Short problem:
Extract the records below word for word and ignore the images.

[Records contained in a dataset]
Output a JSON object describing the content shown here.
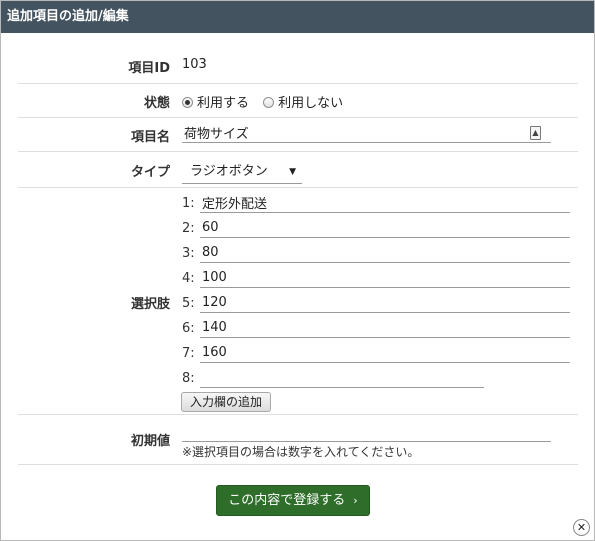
{
  "dialog": {
    "title": "追加項目の追加/編集"
  },
  "item_id": {
    "label": "項目ID",
    "value": "103"
  },
  "status": {
    "label": "状態",
    "options": [
      {
        "label": "利用する",
        "checked": true
      },
      {
        "label": "利用しない",
        "checked": false
      }
    ]
  },
  "item_name": {
    "label": "項目名",
    "value": "荷物サイズ",
    "icon": "input-assist-icon"
  },
  "type": {
    "label": "タイプ",
    "value": "ラジオボタン",
    "arrow": "▼"
  },
  "choices": {
    "label": "選択肢",
    "items": [
      {
        "num": "1:",
        "value": "定形外配送"
      },
      {
        "num": "2:",
        "value": "60"
      },
      {
        "num": "3:",
        "value": "80"
      },
      {
        "num": "4:",
        "value": "100"
      },
      {
        "num": "5:",
        "value": "120"
      },
      {
        "num": "6:",
        "value": "140"
      },
      {
        "num": "7:",
        "value": "160"
      },
      {
        "num": "8:",
        "value": ""
      }
    ],
    "add_label": "入力欄の追加"
  },
  "initial_value": {
    "label": "初期値",
    "value": "",
    "note": "※選択項目の場合は数字を入れてください。"
  },
  "submit": {
    "label": "この内容で登録する",
    "chevron": "›"
  },
  "close": {
    "glyph": "✕"
  }
}
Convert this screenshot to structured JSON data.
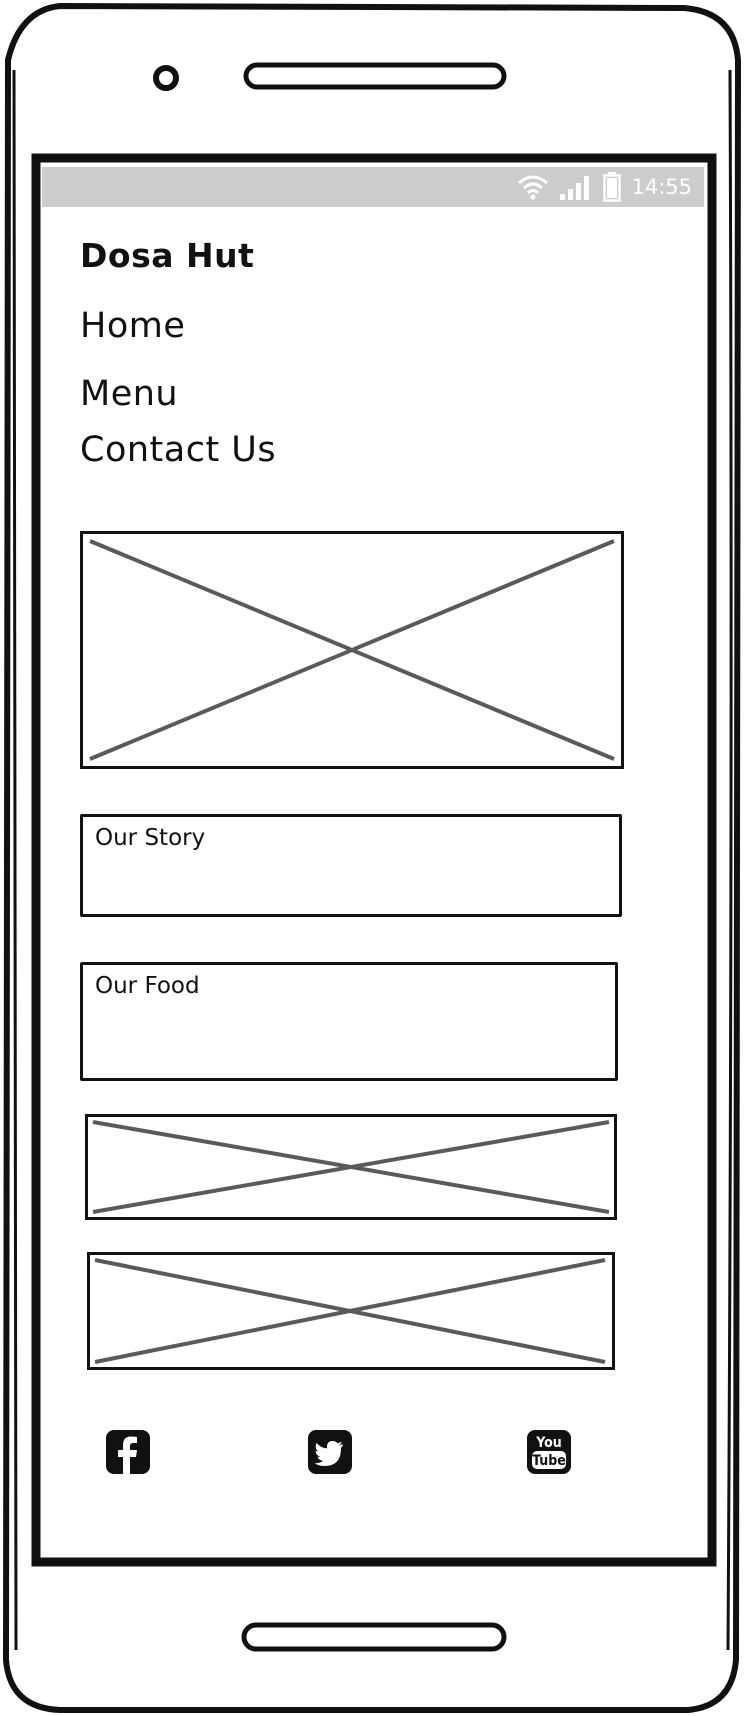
{
  "status_bar": {
    "time": "14:55",
    "icons": [
      "wifi-icon",
      "signal-icon",
      "battery-icon"
    ]
  },
  "nav": {
    "brand": "Dosa Hut",
    "items": [
      {
        "label": "Home"
      },
      {
        "label": "Menu"
      },
      {
        "label": "Contact Us"
      }
    ]
  },
  "sections": [
    {
      "label": "Our Story"
    },
    {
      "label": "Our Food"
    }
  ],
  "footer": {
    "icons": [
      "facebook-icon",
      "twitter-icon",
      "youtube-icon"
    ],
    "youtube_text_top": "You",
    "youtube_text_bottom": "Tube"
  },
  "colors": {
    "outline": "#111111",
    "placeholder_cross": "#5a5a5a",
    "status_bar": "#cccccc"
  }
}
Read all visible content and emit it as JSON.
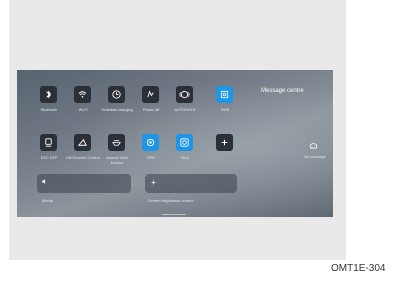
{
  "tiles": [
    {
      "label": "Bluetooth",
      "icon": "bluetooth-icon",
      "active": false
    },
    {
      "label": "Wi-Fi",
      "icon": "wifi-icon",
      "active": false
    },
    {
      "label": "Schedule charging",
      "icon": "clock-icon",
      "active": false
    },
    {
      "label": "Power off",
      "icon": "power-off-icon",
      "active": false
    },
    {
      "label": "AUTOHOLD",
      "icon": "autohold-icon",
      "active": false
    },
    {
      "label": "DMS",
      "icon": "dms-icon",
      "active": true
    },
    {
      "label": "ESC OFF",
      "icon": "esc-off-icon",
      "active": false
    },
    {
      "label": "Hill Descent Control",
      "icon": "hill-descent-icon",
      "active": false
    },
    {
      "label": "Around View Monitor",
      "icon": "avm-icon",
      "active": false
    },
    {
      "label": "EPB",
      "icon": "epb-icon",
      "active": true
    },
    {
      "label": "RLA",
      "icon": "rla-icon",
      "active": true
    },
    {
      "label": "",
      "icon": "plus-icon",
      "active": false
    }
  ],
  "media": {
    "label": "Media",
    "icon": "speaker-icon"
  },
  "brightness": {
    "label": "Screen brightness control",
    "icon": "sun-icon"
  },
  "message_centre": {
    "title": "Message centre",
    "empty_text": "No message",
    "icon": "message-icon"
  },
  "figure_code": "OMT1E-304",
  "colors": {
    "accent": "#1f95e6",
    "tile": "#2b3038"
  }
}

Written response:
Output a JSON object describing the content shown here.
{
  "dialog": {
    "title": "追加項目の追加/編集"
  },
  "item_id": {
    "label": "項目ID",
    "value": "103"
  },
  "status": {
    "label": "状態",
    "options": [
      {
        "label": "利用する",
        "checked": true
      },
      {
        "label": "利用しない",
        "checked": false
      }
    ]
  },
  "item_name": {
    "label": "項目名",
    "value": "荷物サイズ",
    "icon": "input-assist-icon"
  },
  "type": {
    "label": "タイプ",
    "value": "ラジオボタン",
    "arrow": "▼"
  },
  "choices": {
    "label": "選択肢",
    "items": [
      {
        "num": "1:",
        "value": "定形外配送"
      },
      {
        "num": "2:",
        "value": "60"
      },
      {
        "num": "3:",
        "value": "80"
      },
      {
        "num": "4:",
        "value": "100"
      },
      {
        "num": "5:",
        "value": "120"
      },
      {
        "num": "6:",
        "value": "140"
      },
      {
        "num": "7:",
        "value": "160"
      },
      {
        "num": "8:",
        "value": ""
      }
    ],
    "add_label": "入力欄の追加"
  },
  "initial_value": {
    "label": "初期値",
    "value": "",
    "note": "※選択項目の場合は数字を入れてください。"
  },
  "submit": {
    "label": "この内容で登録する",
    "chevron": "›"
  },
  "close": {
    "glyph": "✕"
  }
}
Convert this screenshot to structured JSON data.
{
  "status_bar": {
    "time": "14:55",
    "icons": [
      "wifi-icon",
      "signal-icon",
      "battery-icon"
    ]
  },
  "nav": {
    "brand": "Dosa Hut",
    "items": [
      {
        "label": "Home"
      },
      {
        "label": "Menu"
      },
      {
        "label": "Contact Us"
      }
    ]
  },
  "sections": [
    {
      "label": "Our Story"
    },
    {
      "label": "Our Food"
    }
  ],
  "footer": {
    "icons": [
      "facebook-icon",
      "twitter-icon",
      "youtube-icon"
    ],
    "youtube_text_top": "You",
    "youtube_text_bottom": "Tube"
  },
  "colors": {
    "outline": "#111111",
    "placeholder_cross": "#5a5a5a",
    "status_bar": "#cccccc"
  }
}
Read all visible content and emit it as JSON.
{
  "tiles": [
    {
      "label": "Bluetooth",
      "icon": "bluetooth-icon",
      "active": false
    },
    {
      "label": "Wi-Fi",
      "icon": "wifi-icon",
      "active": false
    },
    {
      "label": "Schedule charging",
      "icon": "clock-icon",
      "active": false
    },
    {
      "label": "Power off",
      "icon": "power-off-icon",
      "active": false
    },
    {
      "label": "AUTOHOLD",
      "icon": "autohold-icon",
      "active": false
    },
    {
      "label": "DMS",
      "icon": "dms-icon",
      "active": true
    },
    {
      "label": "ESC OFF",
      "icon": "esc-off-icon",
      "active": false
    },
    {
      "label": "Hill Descent Control",
      "icon": "hill-descent-icon",
      "active": false
    },
    {
      "label": "Around View Monitor",
      "icon": "avm-icon",
      "active": false
    },
    {
      "label": "EPB",
      "icon": "epb-icon",
      "active": true
    },
    {
      "label": "RLA",
      "icon": "rla-icon",
      "active": true
    },
    {
      "label": "",
      "icon": "plus-icon",
      "active": false
    }
  ],
  "media": {
    "label": "Media",
    "icon": "speaker-icon"
  },
  "brightness": {
    "label": "Screen brightness control",
    "icon": "sun-icon"
  },
  "message_centre": {
    "title": "Message centre",
    "empty_text": "No message",
    "icon": "message-icon"
  },
  "figure_code": "OMT1E-304",
  "colors": {
    "accent": "#1f95e6",
    "tile": "#2b3038"
  }
}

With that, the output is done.